*THE EXERCISE*
Transcribe the records that follow in their entirety, omitting any pictures.

*DATA EXTRACT*
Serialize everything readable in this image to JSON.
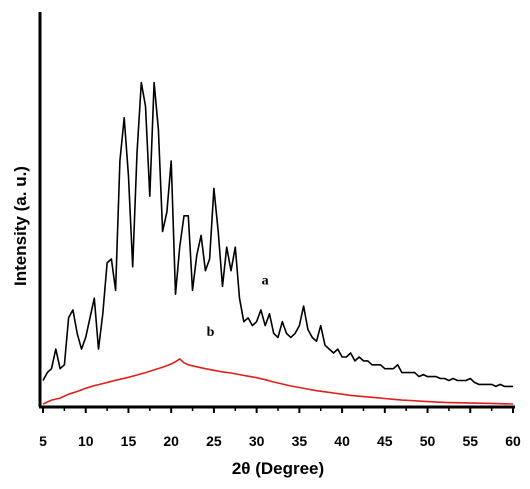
{
  "chart_data": {
    "type": "line",
    "xlabel": "2θ (Degree)",
    "ylabel": "Intensity (a. u.)",
    "xlim": [
      5,
      60
    ],
    "ylim": [
      0,
      100
    ],
    "x_ticks": [
      "5",
      "10",
      "15",
      "20",
      "25",
      "30",
      "35",
      "40",
      "45",
      "50",
      "55",
      "60"
    ],
    "y_ticks_shown": false,
    "grid": false,
    "legend": "none",
    "annotations": [
      {
        "text": "a",
        "x": 31.0,
        "y": 30.5
      },
      {
        "text": "b",
        "x": 24.6,
        "y": 17.3
      }
    ],
    "series": [
      {
        "color": "#000000",
        "points": [
          [
            5.0,
            6.0
          ],
          [
            5.5,
            8.0
          ],
          [
            6.0,
            9.0
          ],
          [
            6.5,
            14.0
          ],
          [
            7.0,
            9.0
          ],
          [
            7.5,
            10.0
          ],
          [
            8.0,
            22.0
          ],
          [
            8.5,
            24.0
          ],
          [
            9.0,
            18.0
          ],
          [
            9.5,
            14.0
          ],
          [
            10.0,
            17.0
          ],
          [
            10.5,
            22.0
          ],
          [
            11.0,
            27.0
          ],
          [
            11.5,
            14.0
          ],
          [
            12.0,
            23.0
          ],
          [
            12.5,
            36.0
          ],
          [
            13.0,
            37.0
          ],
          [
            13.5,
            29.0
          ],
          [
            14.0,
            62.0
          ],
          [
            14.5,
            73.0
          ],
          [
            15.0,
            58.0
          ],
          [
            15.5,
            35.0
          ],
          [
            16.0,
            64.0
          ],
          [
            16.5,
            82.0
          ],
          [
            17.0,
            76.0
          ],
          [
            17.5,
            53.0
          ],
          [
            18.0,
            82.0
          ],
          [
            18.5,
            70.0
          ],
          [
            19.0,
            44.0
          ],
          [
            19.5,
            49.0
          ],
          [
            20.0,
            62.0
          ],
          [
            20.5,
            28.0
          ],
          [
            21.0,
            40.0
          ],
          [
            21.5,
            48.0
          ],
          [
            22.0,
            48.0
          ],
          [
            22.5,
            29.0
          ],
          [
            23.0,
            38.0
          ],
          [
            23.5,
            43.0
          ],
          [
            24.0,
            34.0
          ],
          [
            24.5,
            37.0
          ],
          [
            25.0,
            55.0
          ],
          [
            25.5,
            44.0
          ],
          [
            26.0,
            30.0
          ],
          [
            26.5,
            40.0
          ],
          [
            27.0,
            34.0
          ],
          [
            27.5,
            40.0
          ],
          [
            28.0,
            27.0
          ],
          [
            28.5,
            21.0
          ],
          [
            29.0,
            22.0
          ],
          [
            29.5,
            20.0
          ],
          [
            30.0,
            21.0
          ],
          [
            30.5,
            24.0
          ],
          [
            31.0,
            20.0
          ],
          [
            31.5,
            23.0
          ],
          [
            32.0,
            18.0
          ],
          [
            32.5,
            17.0
          ],
          [
            33.0,
            21.0
          ],
          [
            33.5,
            18.0
          ],
          [
            34.0,
            17.0
          ],
          [
            34.5,
            18.0
          ],
          [
            35.0,
            20.0
          ],
          [
            35.5,
            25.0
          ],
          [
            36.0,
            19.0
          ],
          [
            36.5,
            17.0
          ],
          [
            37.0,
            16.0
          ],
          [
            37.5,
            20.0
          ],
          [
            38.0,
            15.0
          ],
          [
            38.5,
            14.0
          ],
          [
            39.0,
            13.0
          ],
          [
            39.5,
            14.0
          ],
          [
            40.0,
            12.0
          ],
          [
            40.5,
            12.0
          ],
          [
            41.0,
            13.0
          ],
          [
            41.5,
            11.0
          ],
          [
            42.0,
            12.0
          ],
          [
            42.5,
            11.0
          ],
          [
            43.0,
            11.0
          ],
          [
            43.5,
            10.0
          ],
          [
            44.0,
            10.0
          ],
          [
            44.5,
            10.0
          ],
          [
            45.0,
            9.0
          ],
          [
            45.5,
            9.0
          ],
          [
            46.0,
            9.0
          ],
          [
            46.5,
            10.0
          ],
          [
            47.0,
            8.0
          ],
          [
            47.5,
            8.0
          ],
          [
            48.0,
            8.0
          ],
          [
            48.5,
            8.0
          ],
          [
            49.0,
            7.0
          ],
          [
            49.5,
            7.5
          ],
          [
            50.0,
            7.0
          ],
          [
            50.5,
            7.0
          ],
          [
            51.0,
            7.0
          ],
          [
            51.5,
            6.5
          ],
          [
            52.0,
            6.5
          ],
          [
            52.5,
            6.0
          ],
          [
            53.0,
            6.5
          ],
          [
            53.5,
            6.0
          ],
          [
            54.0,
            6.0
          ],
          [
            54.5,
            6.0
          ],
          [
            55.0,
            6.5
          ],
          [
            55.5,
            5.5
          ],
          [
            56.0,
            5.0
          ],
          [
            56.5,
            5.0
          ],
          [
            57.0,
            5.0
          ],
          [
            57.5,
            5.0
          ],
          [
            58.0,
            4.5
          ],
          [
            58.5,
            5.0
          ],
          [
            59.0,
            4.5
          ],
          [
            59.5,
            4.5
          ],
          [
            60.0,
            4.5
          ]
        ]
      },
      {
        "color": "#e0201b",
        "points": [
          [
            5.0,
            0.0
          ],
          [
            6.0,
            1.0
          ],
          [
            7.0,
            1.5
          ],
          [
            8.0,
            2.5
          ],
          [
            9.0,
            3.2
          ],
          [
            10.0,
            4.0
          ],
          [
            11.0,
            4.7
          ],
          [
            12.0,
            5.2
          ],
          [
            13.0,
            5.8
          ],
          [
            14.0,
            6.3
          ],
          [
            15.0,
            6.8
          ],
          [
            16.0,
            7.4
          ],
          [
            17.0,
            8.0
          ],
          [
            18.0,
            8.7
          ],
          [
            19.0,
            9.4
          ],
          [
            20.0,
            10.2
          ],
          [
            20.5,
            10.8
          ],
          [
            21.0,
            11.5
          ],
          [
            21.5,
            10.5
          ],
          [
            22.0,
            10.0
          ],
          [
            23.0,
            9.5
          ],
          [
            24.0,
            9.0
          ],
          [
            25.0,
            8.6
          ],
          [
            26.0,
            8.2
          ],
          [
            27.0,
            7.9
          ],
          [
            28.0,
            7.5
          ],
          [
            29.0,
            7.1
          ],
          [
            30.0,
            6.7
          ],
          [
            31.0,
            6.2
          ],
          [
            32.0,
            5.6
          ],
          [
            33.0,
            5.1
          ],
          [
            34.0,
            4.6
          ],
          [
            35.0,
            4.2
          ],
          [
            36.0,
            3.8
          ],
          [
            37.0,
            3.4
          ],
          [
            38.0,
            3.1
          ],
          [
            39.0,
            2.8
          ],
          [
            40.0,
            2.5
          ],
          [
            41.0,
            2.2
          ],
          [
            42.0,
            2.0
          ],
          [
            43.0,
            1.8
          ],
          [
            44.0,
            1.6
          ],
          [
            45.0,
            1.4
          ],
          [
            46.0,
            1.2
          ],
          [
            47.0,
            1.0
          ],
          [
            48.0,
            0.9
          ],
          [
            50.0,
            0.6
          ],
          [
            52.0,
            0.4
          ],
          [
            54.0,
            0.3
          ],
          [
            56.0,
            0.2
          ],
          [
            58.0,
            0.1
          ],
          [
            60.0,
            0.0
          ]
        ]
      }
    ]
  }
}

*IN RESPONSE*
Serialize everything readable in this image to JSON.
{
  "chart_data": {
    "type": "line",
    "xlabel": "2θ (Degree)",
    "ylabel": "Intensity (a. u.)",
    "xlim": [
      5,
      60
    ],
    "ylim": [
      0,
      100
    ],
    "x_ticks": [
      "5",
      "10",
      "15",
      "20",
      "25",
      "30",
      "35",
      "40",
      "45",
      "50",
      "55",
      "60"
    ],
    "y_ticks_shown": false,
    "grid": false,
    "legend": "none",
    "annotations": [
      {
        "text": "a",
        "x": 31.0,
        "y": 30.5
      },
      {
        "text": "b",
        "x": 24.6,
        "y": 17.3
      }
    ],
    "series": [
      {
        "color": "#000000",
        "points": [
          [
            5.0,
            6.0
          ],
          [
            5.5,
            8.0
          ],
          [
            6.0,
            9.0
          ],
          [
            6.5,
            14.0
          ],
          [
            7.0,
            9.0
          ],
          [
            7.5,
            10.0
          ],
          [
            8.0,
            22.0
          ],
          [
            8.5,
            24.0
          ],
          [
            9.0,
            18.0
          ],
          [
            9.5,
            14.0
          ],
          [
            10.0,
            17.0
          ],
          [
            10.5,
            22.0
          ],
          [
            11.0,
            27.0
          ],
          [
            11.5,
            14.0
          ],
          [
            12.0,
            23.0
          ],
          [
            12.5,
            36.0
          ],
          [
            13.0,
            37.0
          ],
          [
            13.5,
            29.0
          ],
          [
            14.0,
            62.0
          ],
          [
            14.5,
            73.0
          ],
          [
            15.0,
            58.0
          ],
          [
            15.5,
            35.0
          ],
          [
            16.0,
            64.0
          ],
          [
            16.5,
            82.0
          ],
          [
            17.0,
            76.0
          ],
          [
            17.5,
            53.0
          ],
          [
            18.0,
            82.0
          ],
          [
            18.5,
            70.0
          ],
          [
            19.0,
            44.0
          ],
          [
            19.5,
            49.0
          ],
          [
            20.0,
            62.0
          ],
          [
            20.5,
            28.0
          ],
          [
            21.0,
            40.0
          ],
          [
            21.5,
            48.0
          ],
          [
            22.0,
            48.0
          ],
          [
            22.5,
            29.0
          ],
          [
            23.0,
            38.0
          ],
          [
            23.5,
            43.0
          ],
          [
            24.0,
            34.0
          ],
          [
            24.5,
            37.0
          ],
          [
            25.0,
            55.0
          ],
          [
            25.5,
            44.0
          ],
          [
            26.0,
            30.0
          ],
          [
            26.5,
            40.0
          ],
          [
            27.0,
            34.0
          ],
          [
            27.5,
            40.0
          ],
          [
            28.0,
            27.0
          ],
          [
            28.5,
            21.0
          ],
          [
            29.0,
            22.0
          ],
          [
            29.5,
            20.0
          ],
          [
            30.0,
            21.0
          ],
          [
            30.5,
            24.0
          ],
          [
            31.0,
            20.0
          ],
          [
            31.5,
            23.0
          ],
          [
            32.0,
            18.0
          ],
          [
            32.5,
            17.0
          ],
          [
            33.0,
            21.0
          ],
          [
            33.5,
            18.0
          ],
          [
            34.0,
            17.0
          ],
          [
            34.5,
            18.0
          ],
          [
            35.0,
            20.0
          ],
          [
            35.5,
            25.0
          ],
          [
            36.0,
            19.0
          ],
          [
            36.5,
            17.0
          ],
          [
            37.0,
            16.0
          ],
          [
            37.5,
            20.0
          ],
          [
            38.0,
            15.0
          ],
          [
            38.5,
            14.0
          ],
          [
            39.0,
            13.0
          ],
          [
            39.5,
            14.0
          ],
          [
            40.0,
            12.0
          ],
          [
            40.5,
            12.0
          ],
          [
            41.0,
            13.0
          ],
          [
            41.5,
            11.0
          ],
          [
            42.0,
            12.0
          ],
          [
            42.5,
            11.0
          ],
          [
            43.0,
            11.0
          ],
          [
            43.5,
            10.0
          ],
          [
            44.0,
            10.0
          ],
          [
            44.5,
            10.0
          ],
          [
            45.0,
            9.0
          ],
          [
            45.5,
            9.0
          ],
          [
            46.0,
            9.0
          ],
          [
            46.5,
            10.0
          ],
          [
            47.0,
            8.0
          ],
          [
            47.5,
            8.0
          ],
          [
            48.0,
            8.0
          ],
          [
            48.5,
            8.0
          ],
          [
            49.0,
            7.0
          ],
          [
            49.5,
            7.5
          ],
          [
            50.0,
            7.0
          ],
          [
            50.5,
            7.0
          ],
          [
            51.0,
            7.0
          ],
          [
            51.5,
            6.5
          ],
          [
            52.0,
            6.5
          ],
          [
            52.5,
            6.0
          ],
          [
            53.0,
            6.5
          ],
          [
            53.5,
            6.0
          ],
          [
            54.0,
            6.0
          ],
          [
            54.5,
            6.0
          ],
          [
            55.0,
            6.5
          ],
          [
            55.5,
            5.5
          ],
          [
            56.0,
            5.0
          ],
          [
            56.5,
            5.0
          ],
          [
            57.0,
            5.0
          ],
          [
            57.5,
            5.0
          ],
          [
            58.0,
            4.5
          ],
          [
            58.5,
            5.0
          ],
          [
            59.0,
            4.5
          ],
          [
            59.5,
            4.5
          ],
          [
            60.0,
            4.5
          ]
        ]
      },
      {
        "color": "#e0201b",
        "points": [
          [
            5.0,
            0.0
          ],
          [
            6.0,
            1.0
          ],
          [
            7.0,
            1.5
          ],
          [
            8.0,
            2.5
          ],
          [
            9.0,
            3.2
          ],
          [
            10.0,
            4.0
          ],
          [
            11.0,
            4.7
          ],
          [
            12.0,
            5.2
          ],
          [
            13.0,
            5.8
          ],
          [
            14.0,
            6.3
          ],
          [
            15.0,
            6.8
          ],
          [
            16.0,
            7.4
          ],
          [
            17.0,
            8.0
          ],
          [
            18.0,
            8.7
          ],
          [
            19.0,
            9.4
          ],
          [
            20.0,
            10.2
          ],
          [
            20.5,
            10.8
          ],
          [
            21.0,
            11.5
          ],
          [
            21.5,
            10.5
          ],
          [
            22.0,
            10.0
          ],
          [
            23.0,
            9.5
          ],
          [
            24.0,
            9.0
          ],
          [
            25.0,
            8.6
          ],
          [
            26.0,
            8.2
          ],
          [
            27.0,
            7.9
          ],
          [
            28.0,
            7.5
          ],
          [
            29.0,
            7.1
          ],
          [
            30.0,
            6.7
          ],
          [
            31.0,
            6.2
          ],
          [
            32.0,
            5.6
          ],
          [
            33.0,
            5.1
          ],
          [
            34.0,
            4.6
          ],
          [
            35.0,
            4.2
          ],
          [
            36.0,
            3.8
          ],
          [
            37.0,
            3.4
          ],
          [
            38.0,
            3.1
          ],
          [
            39.0,
            2.8
          ],
          [
            40.0,
            2.5
          ],
          [
            41.0,
            2.2
          ],
          [
            42.0,
            2.0
          ],
          [
            43.0,
            1.8
          ],
          [
            44.0,
            1.6
          ],
          [
            45.0,
            1.4
          ],
          [
            46.0,
            1.2
          ],
          [
            47.0,
            1.0
          ],
          [
            48.0,
            0.9
          ],
          [
            50.0,
            0.6
          ],
          [
            52.0,
            0.4
          ],
          [
            54.0,
            0.3
          ],
          [
            56.0,
            0.2
          ],
          [
            58.0,
            0.1
          ],
          [
            60.0,
            0.0
          ]
        ]
      }
    ]
  }
}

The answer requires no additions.